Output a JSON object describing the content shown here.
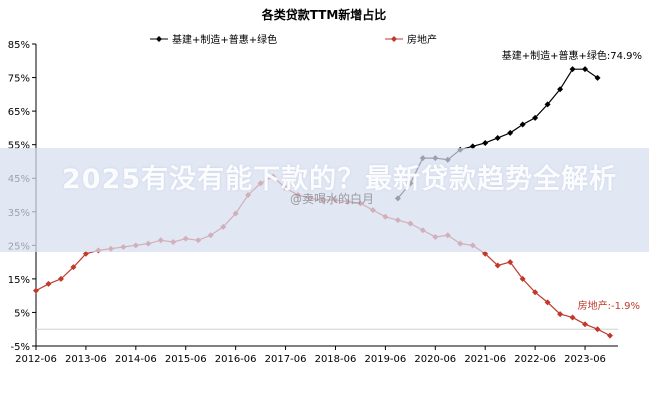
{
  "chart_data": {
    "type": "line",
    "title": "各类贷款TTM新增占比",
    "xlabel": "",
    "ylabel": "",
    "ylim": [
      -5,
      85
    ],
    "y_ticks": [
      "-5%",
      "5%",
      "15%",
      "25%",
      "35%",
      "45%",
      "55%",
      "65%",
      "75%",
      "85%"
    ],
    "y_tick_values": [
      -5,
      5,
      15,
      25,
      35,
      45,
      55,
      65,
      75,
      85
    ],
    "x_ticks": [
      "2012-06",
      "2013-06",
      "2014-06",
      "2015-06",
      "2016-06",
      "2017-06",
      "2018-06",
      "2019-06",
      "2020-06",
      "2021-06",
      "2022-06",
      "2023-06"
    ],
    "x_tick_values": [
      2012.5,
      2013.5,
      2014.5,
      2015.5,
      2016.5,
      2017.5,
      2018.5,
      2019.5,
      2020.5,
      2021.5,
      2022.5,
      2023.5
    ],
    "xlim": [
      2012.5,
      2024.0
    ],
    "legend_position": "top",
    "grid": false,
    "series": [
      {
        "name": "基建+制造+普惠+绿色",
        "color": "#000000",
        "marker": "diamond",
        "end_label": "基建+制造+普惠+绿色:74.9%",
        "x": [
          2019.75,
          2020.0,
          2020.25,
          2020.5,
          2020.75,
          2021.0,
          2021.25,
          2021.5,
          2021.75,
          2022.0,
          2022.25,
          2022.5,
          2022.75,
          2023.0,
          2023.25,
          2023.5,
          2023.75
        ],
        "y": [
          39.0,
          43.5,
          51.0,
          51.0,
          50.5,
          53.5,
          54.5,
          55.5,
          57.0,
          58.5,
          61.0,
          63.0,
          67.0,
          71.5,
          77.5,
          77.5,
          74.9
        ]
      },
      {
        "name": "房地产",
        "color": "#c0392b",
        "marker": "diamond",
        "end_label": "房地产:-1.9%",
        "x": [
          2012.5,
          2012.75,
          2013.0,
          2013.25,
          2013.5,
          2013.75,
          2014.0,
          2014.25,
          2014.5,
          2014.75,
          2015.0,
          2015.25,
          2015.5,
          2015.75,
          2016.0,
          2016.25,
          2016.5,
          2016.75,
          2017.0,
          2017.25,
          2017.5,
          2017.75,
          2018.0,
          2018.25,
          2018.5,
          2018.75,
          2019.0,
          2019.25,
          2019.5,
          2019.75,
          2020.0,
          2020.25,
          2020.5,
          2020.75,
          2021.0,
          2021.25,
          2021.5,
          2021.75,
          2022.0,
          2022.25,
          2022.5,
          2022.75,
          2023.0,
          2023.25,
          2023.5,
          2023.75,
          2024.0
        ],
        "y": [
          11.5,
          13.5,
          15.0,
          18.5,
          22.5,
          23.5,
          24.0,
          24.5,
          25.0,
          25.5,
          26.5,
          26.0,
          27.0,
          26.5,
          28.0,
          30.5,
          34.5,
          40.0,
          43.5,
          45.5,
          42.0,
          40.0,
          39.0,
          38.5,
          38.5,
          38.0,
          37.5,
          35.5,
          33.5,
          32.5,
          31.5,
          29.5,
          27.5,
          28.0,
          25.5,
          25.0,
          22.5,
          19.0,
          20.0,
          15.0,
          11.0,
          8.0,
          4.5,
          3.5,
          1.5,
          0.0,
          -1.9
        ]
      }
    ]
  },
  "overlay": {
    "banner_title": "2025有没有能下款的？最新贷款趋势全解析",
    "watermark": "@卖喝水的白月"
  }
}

Set task
Transcribe the material exactly, leaving every picture out.

Correct output
Output a JSON object describing the content shown here.
{
  "chart_data": {
    "type": "line",
    "title": "各类贷款TTM新增占比",
    "xlabel": "",
    "ylabel": "",
    "ylim": [
      -5,
      85
    ],
    "y_ticks": [
      "-5%",
      "5%",
      "15%",
      "25%",
      "35%",
      "45%",
      "55%",
      "65%",
      "75%",
      "85%"
    ],
    "y_tick_values": [
      -5,
      5,
      15,
      25,
      35,
      45,
      55,
      65,
      75,
      85
    ],
    "x_ticks": [
      "2012-06",
      "2013-06",
      "2014-06",
      "2015-06",
      "2016-06",
      "2017-06",
      "2018-06",
      "2019-06",
      "2020-06",
      "2021-06",
      "2022-06",
      "2023-06"
    ],
    "x_tick_values": [
      2012.5,
      2013.5,
      2014.5,
      2015.5,
      2016.5,
      2017.5,
      2018.5,
      2019.5,
      2020.5,
      2021.5,
      2022.5,
      2023.5
    ],
    "xlim": [
      2012.5,
      2024.0
    ],
    "legend_position": "top",
    "grid": false,
    "series": [
      {
        "name": "基建+制造+普惠+绿色",
        "color": "#000000",
        "marker": "diamond",
        "end_label": "基建+制造+普惠+绿色:74.9%",
        "x": [
          2019.75,
          2020.0,
          2020.25,
          2020.5,
          2020.75,
          2021.0,
          2021.25,
          2021.5,
          2021.75,
          2022.0,
          2022.25,
          2022.5,
          2022.75,
          2023.0,
          2023.25,
          2023.5,
          2023.75
        ],
        "y": [
          39.0,
          43.5,
          51.0,
          51.0,
          50.5,
          53.5,
          54.5,
          55.5,
          57.0,
          58.5,
          61.0,
          63.0,
          67.0,
          71.5,
          77.5,
          77.5,
          74.9
        ]
      },
      {
        "name": "房地产",
        "color": "#c0392b",
        "marker": "diamond",
        "end_label": "房地产:-1.9%",
        "x": [
          2012.5,
          2012.75,
          2013.0,
          2013.25,
          2013.5,
          2013.75,
          2014.0,
          2014.25,
          2014.5,
          2014.75,
          2015.0,
          2015.25,
          2015.5,
          2015.75,
          2016.0,
          2016.25,
          2016.5,
          2016.75,
          2017.0,
          2017.25,
          2017.5,
          2017.75,
          2018.0,
          2018.25,
          2018.5,
          2018.75,
          2019.0,
          2019.25,
          2019.5,
          2019.75,
          2020.0,
          2020.25,
          2020.5,
          2020.75,
          2021.0,
          2021.25,
          2021.5,
          2021.75,
          2022.0,
          2022.25,
          2022.5,
          2022.75,
          2023.0,
          2023.25,
          2023.5,
          2023.75,
          2024.0
        ],
        "y": [
          11.5,
          13.5,
          15.0,
          18.5,
          22.5,
          23.5,
          24.0,
          24.5,
          25.0,
          25.5,
          26.5,
          26.0,
          27.0,
          26.5,
          28.0,
          30.5,
          34.5,
          40.0,
          43.5,
          45.5,
          42.0,
          40.0,
          39.0,
          38.5,
          38.5,
          38.0,
          37.5,
          35.5,
          33.5,
          32.5,
          31.5,
          29.5,
          27.5,
          28.0,
          25.5,
          25.0,
          22.5,
          19.0,
          20.0,
          15.0,
          11.0,
          8.0,
          4.5,
          3.5,
          1.5,
          0.0,
          -1.9
        ]
      }
    ]
  },
  "overlay": {
    "banner_title": "2025有没有能下款的？最新贷款趋势全解析",
    "watermark": "@卖喝水的白月"
  }
}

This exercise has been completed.